»»
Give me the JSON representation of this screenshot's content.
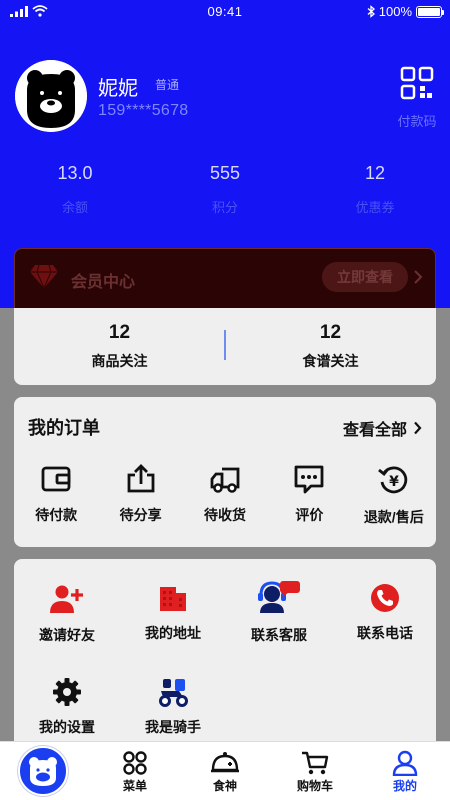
{
  "status_bar": {
    "time": "09:41",
    "battery": "100%",
    "battery_level": 1.0
  },
  "profile": {
    "name": "妮妮",
    "level": "普通",
    "phone": "159****5678",
    "paycode_label": "付款码"
  },
  "stats": [
    {
      "value": "13.0",
      "label": "余额"
    },
    {
      "value": "555",
      "label": "积分"
    },
    {
      "value": "12",
      "label": "优惠券"
    }
  ],
  "member": {
    "title": "会员中心",
    "button": "立即查看"
  },
  "follow": [
    {
      "num": "12",
      "label": "商品关注"
    },
    {
      "num": "12",
      "label": "食谱关注"
    }
  ],
  "orders": {
    "title": "我的订单",
    "view_all": "查看全部",
    "items": [
      {
        "label": "待付款",
        "icon": "wallet-icon"
      },
      {
        "label": "待分享",
        "icon": "share-icon"
      },
      {
        "label": "待收货",
        "icon": "truck-icon"
      },
      {
        "label": "评价",
        "icon": "comment-icon"
      },
      {
        "label": "退款/售后",
        "icon": "refund-icon"
      }
    ]
  },
  "services": [
    {
      "label": "邀请好友",
      "icon": "add-user-icon"
    },
    {
      "label": "我的地址",
      "icon": "building-icon"
    },
    {
      "label": "联系客服",
      "icon": "customer-service-icon"
    },
    {
      "label": "联系电话",
      "icon": "phone-icon"
    },
    {
      "label": "我的设置",
      "icon": "gear-icon"
    },
    {
      "label": "我是骑手",
      "icon": "rider-icon"
    }
  ],
  "tabbar": [
    {
      "label": "",
      "icon": "bear-logo-icon"
    },
    {
      "label": "菜单",
      "icon": "menu-icon"
    },
    {
      "label": "食神",
      "icon": "chef-hat-icon"
    },
    {
      "label": "购物车",
      "icon": "cart-icon"
    },
    {
      "label": "我的",
      "icon": "user-icon"
    }
  ],
  "colors": {
    "header": "#1414f5",
    "accent_red": "#e02020",
    "active_tab": "#1a3ef0"
  }
}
««
> _Requirements_
Transcribe every entry word for word, but omit the pictures.

> _Complete response_
Give me the JSON representation of this screenshot's content.
{
  "status_bar": {
    "time": "09:41",
    "battery": "100%",
    "battery_level": 1.0
  },
  "profile": {
    "name": "妮妮",
    "level": "普通",
    "phone": "159****5678",
    "paycode_label": "付款码"
  },
  "stats": [
    {
      "value": "13.0",
      "label": "余额"
    },
    {
      "value": "555",
      "label": "积分"
    },
    {
      "value": "12",
      "label": "优惠券"
    }
  ],
  "member": {
    "title": "会员中心",
    "button": "立即查看"
  },
  "follow": [
    {
      "num": "12",
      "label": "商品关注"
    },
    {
      "num": "12",
      "label": "食谱关注"
    }
  ],
  "orders": {
    "title": "我的订单",
    "view_all": "查看全部",
    "items": [
      {
        "label": "待付款",
        "icon": "wallet-icon"
      },
      {
        "label": "待分享",
        "icon": "share-icon"
      },
      {
        "label": "待收货",
        "icon": "truck-icon"
      },
      {
        "label": "评价",
        "icon": "comment-icon"
      },
      {
        "label": "退款/售后",
        "icon": "refund-icon"
      }
    ]
  },
  "services": [
    {
      "label": "邀请好友",
      "icon": "add-user-icon"
    },
    {
      "label": "我的地址",
      "icon": "building-icon"
    },
    {
      "label": "联系客服",
      "icon": "customer-service-icon"
    },
    {
      "label": "联系电话",
      "icon": "phone-icon"
    },
    {
      "label": "我的设置",
      "icon": "gear-icon"
    },
    {
      "label": "我是骑手",
      "icon": "rider-icon"
    }
  ],
  "tabbar": [
    {
      "label": "",
      "icon": "bear-logo-icon"
    },
    {
      "label": "菜单",
      "icon": "menu-icon"
    },
    {
      "label": "食神",
      "icon": "chef-hat-icon"
    },
    {
      "label": "购物车",
      "icon": "cart-icon"
    },
    {
      "label": "我的",
      "icon": "user-icon"
    }
  ],
  "colors": {
    "header": "#1414f5",
    "accent_red": "#e02020",
    "active_tab": "#1a3ef0"
  }
}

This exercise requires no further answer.